** START OF Records **

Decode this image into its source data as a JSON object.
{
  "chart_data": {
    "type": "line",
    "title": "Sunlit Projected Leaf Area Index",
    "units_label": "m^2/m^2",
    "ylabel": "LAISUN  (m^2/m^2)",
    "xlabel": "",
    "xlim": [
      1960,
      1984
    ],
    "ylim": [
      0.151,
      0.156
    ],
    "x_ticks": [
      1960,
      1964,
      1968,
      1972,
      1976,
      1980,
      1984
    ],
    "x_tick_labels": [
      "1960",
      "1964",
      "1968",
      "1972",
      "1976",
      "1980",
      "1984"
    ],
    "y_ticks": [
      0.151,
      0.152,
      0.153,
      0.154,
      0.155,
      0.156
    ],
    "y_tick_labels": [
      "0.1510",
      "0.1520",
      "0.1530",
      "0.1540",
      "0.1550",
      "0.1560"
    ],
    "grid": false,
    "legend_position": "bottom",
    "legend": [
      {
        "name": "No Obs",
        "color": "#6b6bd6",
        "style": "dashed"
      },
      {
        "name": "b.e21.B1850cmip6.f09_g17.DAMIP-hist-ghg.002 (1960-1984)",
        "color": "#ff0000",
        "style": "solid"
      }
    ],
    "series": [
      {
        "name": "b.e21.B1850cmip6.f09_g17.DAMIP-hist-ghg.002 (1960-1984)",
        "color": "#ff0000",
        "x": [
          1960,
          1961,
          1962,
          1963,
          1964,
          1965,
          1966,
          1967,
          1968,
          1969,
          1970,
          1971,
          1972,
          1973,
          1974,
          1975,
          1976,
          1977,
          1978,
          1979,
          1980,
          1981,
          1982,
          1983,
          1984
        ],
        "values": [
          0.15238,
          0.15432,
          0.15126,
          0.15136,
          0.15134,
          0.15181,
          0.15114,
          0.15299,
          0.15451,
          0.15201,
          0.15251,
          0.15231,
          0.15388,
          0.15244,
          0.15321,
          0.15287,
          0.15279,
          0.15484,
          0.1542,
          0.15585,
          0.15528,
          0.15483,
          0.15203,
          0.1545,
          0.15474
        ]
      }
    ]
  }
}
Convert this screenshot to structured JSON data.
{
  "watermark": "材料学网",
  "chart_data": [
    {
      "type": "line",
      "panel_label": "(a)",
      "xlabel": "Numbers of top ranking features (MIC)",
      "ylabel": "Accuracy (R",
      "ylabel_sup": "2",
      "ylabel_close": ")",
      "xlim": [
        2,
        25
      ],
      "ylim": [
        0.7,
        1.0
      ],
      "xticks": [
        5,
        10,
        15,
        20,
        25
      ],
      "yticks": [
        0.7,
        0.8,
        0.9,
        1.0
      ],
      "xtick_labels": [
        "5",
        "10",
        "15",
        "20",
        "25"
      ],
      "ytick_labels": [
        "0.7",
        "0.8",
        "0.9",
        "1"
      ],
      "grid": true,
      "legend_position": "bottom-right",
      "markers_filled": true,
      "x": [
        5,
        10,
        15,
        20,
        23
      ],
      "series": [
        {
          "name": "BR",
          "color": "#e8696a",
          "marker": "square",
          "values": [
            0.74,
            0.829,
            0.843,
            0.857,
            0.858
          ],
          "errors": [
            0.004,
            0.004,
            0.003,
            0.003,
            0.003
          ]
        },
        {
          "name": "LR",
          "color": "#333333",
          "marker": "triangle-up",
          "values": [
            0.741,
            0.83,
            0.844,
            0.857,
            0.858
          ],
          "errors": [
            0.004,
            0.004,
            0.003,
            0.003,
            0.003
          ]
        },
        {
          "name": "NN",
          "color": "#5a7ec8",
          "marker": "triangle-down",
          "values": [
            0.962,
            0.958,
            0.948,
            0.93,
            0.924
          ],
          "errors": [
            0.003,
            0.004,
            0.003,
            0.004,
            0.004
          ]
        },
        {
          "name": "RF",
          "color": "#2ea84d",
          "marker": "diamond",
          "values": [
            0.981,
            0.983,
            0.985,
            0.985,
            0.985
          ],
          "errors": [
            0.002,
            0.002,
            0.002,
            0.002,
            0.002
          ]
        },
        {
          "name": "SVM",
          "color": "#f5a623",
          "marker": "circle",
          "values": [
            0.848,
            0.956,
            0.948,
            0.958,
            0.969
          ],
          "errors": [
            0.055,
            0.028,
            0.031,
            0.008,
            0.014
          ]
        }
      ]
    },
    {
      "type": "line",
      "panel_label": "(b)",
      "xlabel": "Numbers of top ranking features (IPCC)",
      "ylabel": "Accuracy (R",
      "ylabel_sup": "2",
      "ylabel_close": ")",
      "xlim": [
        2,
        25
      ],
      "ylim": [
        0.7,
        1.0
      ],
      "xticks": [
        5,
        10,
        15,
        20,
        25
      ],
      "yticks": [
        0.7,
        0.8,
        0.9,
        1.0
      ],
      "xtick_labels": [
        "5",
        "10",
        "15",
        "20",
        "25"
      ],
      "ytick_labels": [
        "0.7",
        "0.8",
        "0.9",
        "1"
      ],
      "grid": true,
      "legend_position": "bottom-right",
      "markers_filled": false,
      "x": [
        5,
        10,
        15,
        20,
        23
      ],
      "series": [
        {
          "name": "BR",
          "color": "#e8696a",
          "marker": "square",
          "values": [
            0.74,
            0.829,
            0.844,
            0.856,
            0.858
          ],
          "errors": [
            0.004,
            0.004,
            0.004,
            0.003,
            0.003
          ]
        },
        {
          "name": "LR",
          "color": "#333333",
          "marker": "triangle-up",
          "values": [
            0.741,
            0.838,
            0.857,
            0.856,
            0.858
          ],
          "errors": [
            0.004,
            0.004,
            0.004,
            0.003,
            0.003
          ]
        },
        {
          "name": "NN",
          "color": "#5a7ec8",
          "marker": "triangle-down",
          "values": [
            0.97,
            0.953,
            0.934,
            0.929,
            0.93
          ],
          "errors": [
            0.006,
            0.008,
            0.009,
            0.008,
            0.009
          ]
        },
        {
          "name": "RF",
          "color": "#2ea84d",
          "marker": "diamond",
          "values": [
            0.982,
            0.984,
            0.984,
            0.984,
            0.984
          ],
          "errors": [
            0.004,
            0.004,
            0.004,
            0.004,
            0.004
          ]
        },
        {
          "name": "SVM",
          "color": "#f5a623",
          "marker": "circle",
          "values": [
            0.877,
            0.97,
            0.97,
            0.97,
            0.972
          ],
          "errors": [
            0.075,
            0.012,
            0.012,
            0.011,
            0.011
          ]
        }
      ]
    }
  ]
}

** END OF Records **

* **Request**
Transcribe all the entries, keeping each one exactly as it is.

* **Written response**
Decode this image into its source data as a JSON object.
{
  "chart_data": {
    "type": "line",
    "title": "Sunlit Projected Leaf Area Index",
    "units_label": "m^2/m^2",
    "ylabel": "LAISUN  (m^2/m^2)",
    "xlabel": "",
    "xlim": [
      1960,
      1984
    ],
    "ylim": [
      0.151,
      0.156
    ],
    "x_ticks": [
      1960,
      1964,
      1968,
      1972,
      1976,
      1980,
      1984
    ],
    "x_tick_labels": [
      "1960",
      "1964",
      "1968",
      "1972",
      "1976",
      "1980",
      "1984"
    ],
    "y_ticks": [
      0.151,
      0.152,
      0.153,
      0.154,
      0.155,
      0.156
    ],
    "y_tick_labels": [
      "0.1510",
      "0.1520",
      "0.1530",
      "0.1540",
      "0.1550",
      "0.1560"
    ],
    "grid": false,
    "legend_position": "bottom",
    "legend": [
      {
        "name": "No Obs",
        "color": "#6b6bd6",
        "style": "dashed"
      },
      {
        "name": "b.e21.B1850cmip6.f09_g17.DAMIP-hist-ghg.002 (1960-1984)",
        "color": "#ff0000",
        "style": "solid"
      }
    ],
    "series": [
      {
        "name": "b.e21.B1850cmip6.f09_g17.DAMIP-hist-ghg.002 (1960-1984)",
        "color": "#ff0000",
        "x": [
          1960,
          1961,
          1962,
          1963,
          1964,
          1965,
          1966,
          1967,
          1968,
          1969,
          1970,
          1971,
          1972,
          1973,
          1974,
          1975,
          1976,
          1977,
          1978,
          1979,
          1980,
          1981,
          1982,
          1983,
          1984
        ],
        "values": [
          0.15238,
          0.15432,
          0.15126,
          0.15136,
          0.15134,
          0.15181,
          0.15114,
          0.15299,
          0.15451,
          0.15201,
          0.15251,
          0.15231,
          0.15388,
          0.15244,
          0.15321,
          0.15287,
          0.15279,
          0.15484,
          0.1542,
          0.15585,
          0.15528,
          0.15483,
          0.15203,
          0.1545,
          0.15474
        ]
      }
    ]
  }
}
Convert this screenshot to structured JSON data.
{
  "watermark": "材料学网",
  "chart_data": [
    {
      "type": "line",
      "panel_label": "(a)",
      "xlabel": "Numbers of top ranking features (MIC)",
      "ylabel": "Accuracy (R",
      "ylabel_sup": "2",
      "ylabel_close": ")",
      "xlim": [
        2,
        25
      ],
      "ylim": [
        0.7,
        1.0
      ],
      "xticks": [
        5,
        10,
        15,
        20,
        25
      ],
      "yticks": [
        0.7,
        0.8,
        0.9,
        1.0
      ],
      "xtick_labels": [
        "5",
        "10",
        "15",
        "20",
        "25"
      ],
      "ytick_labels": [
        "0.7",
        "0.8",
        "0.9",
        "1"
      ],
      "grid": true,
      "legend_position": "bottom-right",
      "markers_filled": true,
      "x": [
        5,
        10,
        15,
        20,
        23
      ],
      "series": [
        {
          "name": "BR",
          "color": "#e8696a",
          "marker": "square",
          "values": [
            0.74,
            0.829,
            0.843,
            0.857,
            0.858
          ],
          "errors": [
            0.004,
            0.004,
            0.003,
            0.003,
            0.003
          ]
        },
        {
          "name": "LR",
          "color": "#333333",
          "marker": "triangle-up",
          "values": [
            0.741,
            0.83,
            0.844,
            0.857,
            0.858
          ],
          "errors": [
            0.004,
            0.004,
            0.003,
            0.003,
            0.003
          ]
        },
        {
          "name": "NN",
          "color": "#5a7ec8",
          "marker": "triangle-down",
          "values": [
            0.962,
            0.958,
            0.948,
            0.93,
            0.924
          ],
          "errors": [
            0.003,
            0.004,
            0.003,
            0.004,
            0.004
          ]
        },
        {
          "name": "RF",
          "color": "#2ea84d",
          "marker": "diamond",
          "values": [
            0.981,
            0.983,
            0.985,
            0.985,
            0.985
          ],
          "errors": [
            0.002,
            0.002,
            0.002,
            0.002,
            0.002
          ]
        },
        {
          "name": "SVM",
          "color": "#f5a623",
          "marker": "circle",
          "values": [
            0.848,
            0.956,
            0.948,
            0.958,
            0.969
          ],
          "errors": [
            0.055,
            0.028,
            0.031,
            0.008,
            0.014
          ]
        }
      ]
    },
    {
      "type": "line",
      "panel_label": "(b)",
      "xlabel": "Numbers of top ranking features (IPCC)",
      "ylabel": "Accuracy (R",
      "ylabel_sup": "2",
      "ylabel_close": ")",
      "xlim": [
        2,
        25
      ],
      "ylim": [
        0.7,
        1.0
      ],
      "xticks": [
        5,
        10,
        15,
        20,
        25
      ],
      "yticks": [
        0.7,
        0.8,
        0.9,
        1.0
      ],
      "xtick_labels": [
        "5",
        "10",
        "15",
        "20",
        "25"
      ],
      "ytick_labels": [
        "0.7",
        "0.8",
        "0.9",
        "1"
      ],
      "grid": true,
      "legend_position": "bottom-right",
      "markers_filled": false,
      "x": [
        5,
        10,
        15,
        20,
        23
      ],
      "series": [
        {
          "name": "BR",
          "color": "#e8696a",
          "marker": "square",
          "values": [
            0.74,
            0.829,
            0.844,
            0.856,
            0.858
          ],
          "errors": [
            0.004,
            0.004,
            0.004,
            0.003,
            0.003
          ]
        },
        {
          "name": "LR",
          "color": "#333333",
          "marker": "triangle-up",
          "values": [
            0.741,
            0.838,
            0.857,
            0.856,
            0.858
          ],
          "errors": [
            0.004,
            0.004,
            0.004,
            0.003,
            0.003
          ]
        },
        {
          "name": "NN",
          "color": "#5a7ec8",
          "marker": "triangle-down",
          "values": [
            0.97,
            0.953,
            0.934,
            0.929,
            0.93
          ],
          "errors": [
            0.006,
            0.008,
            0.009,
            0.008,
            0.009
          ]
        },
        {
          "name": "RF",
          "color": "#2ea84d",
          "marker": "diamond",
          "values": [
            0.982,
            0.984,
            0.984,
            0.984,
            0.984
          ],
          "errors": [
            0.004,
            0.004,
            0.004,
            0.004,
            0.004
          ]
        },
        {
          "name": "SVM",
          "color": "#f5a623",
          "marker": "circle",
          "values": [
            0.877,
            0.97,
            0.97,
            0.97,
            0.972
          ],
          "errors": [
            0.075,
            0.012,
            0.012,
            0.011,
            0.011
          ]
        }
      ]
    }
  ]
}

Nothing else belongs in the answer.